**REQUEST:**
Quote, without change, all of the lines that follow.

## START

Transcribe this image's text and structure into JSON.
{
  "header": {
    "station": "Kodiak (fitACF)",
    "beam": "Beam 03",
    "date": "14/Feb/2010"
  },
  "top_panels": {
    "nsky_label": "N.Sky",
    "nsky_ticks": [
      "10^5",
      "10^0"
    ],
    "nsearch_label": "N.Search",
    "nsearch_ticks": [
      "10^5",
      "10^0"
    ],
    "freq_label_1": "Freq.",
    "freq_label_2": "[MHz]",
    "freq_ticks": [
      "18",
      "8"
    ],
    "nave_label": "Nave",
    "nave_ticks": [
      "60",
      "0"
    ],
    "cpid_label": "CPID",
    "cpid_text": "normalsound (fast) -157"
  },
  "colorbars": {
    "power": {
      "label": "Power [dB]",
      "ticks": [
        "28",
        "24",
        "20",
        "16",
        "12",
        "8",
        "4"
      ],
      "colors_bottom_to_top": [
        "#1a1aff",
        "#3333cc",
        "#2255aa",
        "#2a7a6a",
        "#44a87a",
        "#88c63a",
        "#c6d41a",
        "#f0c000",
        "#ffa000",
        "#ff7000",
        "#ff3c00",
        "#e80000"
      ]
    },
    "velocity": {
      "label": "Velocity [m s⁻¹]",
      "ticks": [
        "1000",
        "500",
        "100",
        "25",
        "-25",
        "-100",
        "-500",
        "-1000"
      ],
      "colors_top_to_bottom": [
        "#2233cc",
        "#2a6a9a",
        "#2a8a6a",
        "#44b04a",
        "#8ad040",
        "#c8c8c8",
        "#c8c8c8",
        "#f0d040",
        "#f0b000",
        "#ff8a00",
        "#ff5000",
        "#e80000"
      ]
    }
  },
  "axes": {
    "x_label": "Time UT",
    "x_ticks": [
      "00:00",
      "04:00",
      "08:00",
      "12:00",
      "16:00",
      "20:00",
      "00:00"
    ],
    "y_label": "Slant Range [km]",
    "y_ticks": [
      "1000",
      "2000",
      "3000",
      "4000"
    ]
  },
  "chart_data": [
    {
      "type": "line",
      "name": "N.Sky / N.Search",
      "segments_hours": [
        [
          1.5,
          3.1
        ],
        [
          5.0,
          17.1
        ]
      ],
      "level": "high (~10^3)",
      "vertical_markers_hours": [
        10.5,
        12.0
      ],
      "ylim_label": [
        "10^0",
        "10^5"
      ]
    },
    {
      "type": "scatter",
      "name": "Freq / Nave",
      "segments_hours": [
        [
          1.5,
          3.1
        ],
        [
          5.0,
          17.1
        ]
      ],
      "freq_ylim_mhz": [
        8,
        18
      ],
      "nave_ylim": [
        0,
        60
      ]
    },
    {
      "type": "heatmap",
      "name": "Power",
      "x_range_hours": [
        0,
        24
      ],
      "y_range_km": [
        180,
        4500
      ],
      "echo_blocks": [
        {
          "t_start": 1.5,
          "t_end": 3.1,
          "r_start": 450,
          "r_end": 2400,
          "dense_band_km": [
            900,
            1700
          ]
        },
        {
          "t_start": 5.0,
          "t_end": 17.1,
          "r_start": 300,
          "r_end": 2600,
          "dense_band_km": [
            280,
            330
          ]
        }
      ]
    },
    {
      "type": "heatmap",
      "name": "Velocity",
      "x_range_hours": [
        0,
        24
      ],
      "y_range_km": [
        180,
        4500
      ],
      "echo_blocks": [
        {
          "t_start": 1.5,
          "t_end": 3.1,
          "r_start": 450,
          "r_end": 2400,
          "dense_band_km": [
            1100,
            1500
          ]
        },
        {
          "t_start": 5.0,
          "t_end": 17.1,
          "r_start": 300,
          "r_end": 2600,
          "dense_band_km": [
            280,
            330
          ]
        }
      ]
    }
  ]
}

## END

**RESULT OF THE TASK:**
Transcribe this image's text and structure into JSON.
{
  "header": {
    "station": "Kodiak (fitACF)",
    "beam": "Beam 03",
    "date": "14/Feb/2010"
  },
  "top_panels": {
    "nsky_label": "N.Sky",
    "nsky_ticks": [
      "10^5",
      "10^0"
    ],
    "nsearch_label": "N.Search",
    "nsearch_ticks": [
      "10^5",
      "10^0"
    ],
    "freq_label_1": "Freq.",
    "freq_label_2": "[MHz]",
    "freq_ticks": [
      "18",
      "8"
    ],
    "nave_label": "Nave",
    "nave_ticks": [
      "60",
      "0"
    ],
    "cpid_label": "CPID",
    "cpid_text": "normalsound (fast) -157"
  },
  "colorbars": {
    "power": {
      "label": "Power [dB]",
      "ticks": [
        "28",
        "24",
        "20",
        "16",
        "12",
        "8",
        "4"
      ],
      "colors_bottom_to_top": [
        "#1a1aff",
        "#3333cc",
        "#2255aa",
        "#2a7a6a",
        "#44a87a",
        "#88c63a",
        "#c6d41a",
        "#f0c000",
        "#ffa000",
        "#ff7000",
        "#ff3c00",
        "#e80000"
      ]
    },
    "velocity": {
      "label": "Velocity [m s⁻¹]",
      "ticks": [
        "1000",
        "500",
        "100",
        "25",
        "-25",
        "-100",
        "-500",
        "-1000"
      ],
      "colors_top_to_bottom": [
        "#2233cc",
        "#2a6a9a",
        "#2a8a6a",
        "#44b04a",
        "#8ad040",
        "#c8c8c8",
        "#c8c8c8",
        "#f0d040",
        "#f0b000",
        "#ff8a00",
        "#ff5000",
        "#e80000"
      ]
    }
  },
  "axes": {
    "x_label": "Time UT",
    "x_ticks": [
      "00:00",
      "04:00",
      "08:00",
      "12:00",
      "16:00",
      "20:00",
      "00:00"
    ],
    "y_label": "Slant Range [km]",
    "y_ticks": [
      "1000",
      "2000",
      "3000",
      "4000"
    ]
  },
  "chart_data": [
    {
      "type": "line",
      "name": "N.Sky / N.Search",
      "segments_hours": [
        [
          1.5,
          3.1
        ],
        [
          5.0,
          17.1
        ]
      ],
      "level": "high (~10^3)",
      "vertical_markers_hours": [
        10.5,
        12.0
      ],
      "ylim_label": [
        "10^0",
        "10^5"
      ]
    },
    {
      "type": "scatter",
      "name": "Freq / Nave",
      "segments_hours": [
        [
          1.5,
          3.1
        ],
        [
          5.0,
          17.1
        ]
      ],
      "freq_ylim_mhz": [
        8,
        18
      ],
      "nave_ylim": [
        0,
        60
      ]
    },
    {
      "type": "heatmap",
      "name": "Power",
      "x_range_hours": [
        0,
        24
      ],
      "y_range_km": [
        180,
        4500
      ],
      "echo_blocks": [
        {
          "t_start": 1.5,
          "t_end": 3.1,
          "r_start": 450,
          "r_end": 2400,
          "dense_band_km": [
            900,
            1700
          ]
        },
        {
          "t_start": 5.0,
          "t_end": 17.1,
          "r_start": 300,
          "r_end": 2600,
          "dense_band_km": [
            280,
            330
          ]
        }
      ]
    },
    {
      "type": "heatmap",
      "name": "Velocity",
      "x_range_hours": [
        0,
        24
      ],
      "y_range_km": [
        180,
        4500
      ],
      "echo_blocks": [
        {
          "t_start": 1.5,
          "t_end": 3.1,
          "r_start": 450,
          "r_end": 2400,
          "dense_band_km": [
            1100,
            1500
          ]
        },
        {
          "t_start": 5.0,
          "t_end": 17.1,
          "r_start": 300,
          "r_end": 2600,
          "dense_band_km": [
            280,
            330
          ]
        }
      ]
    }
  ]
}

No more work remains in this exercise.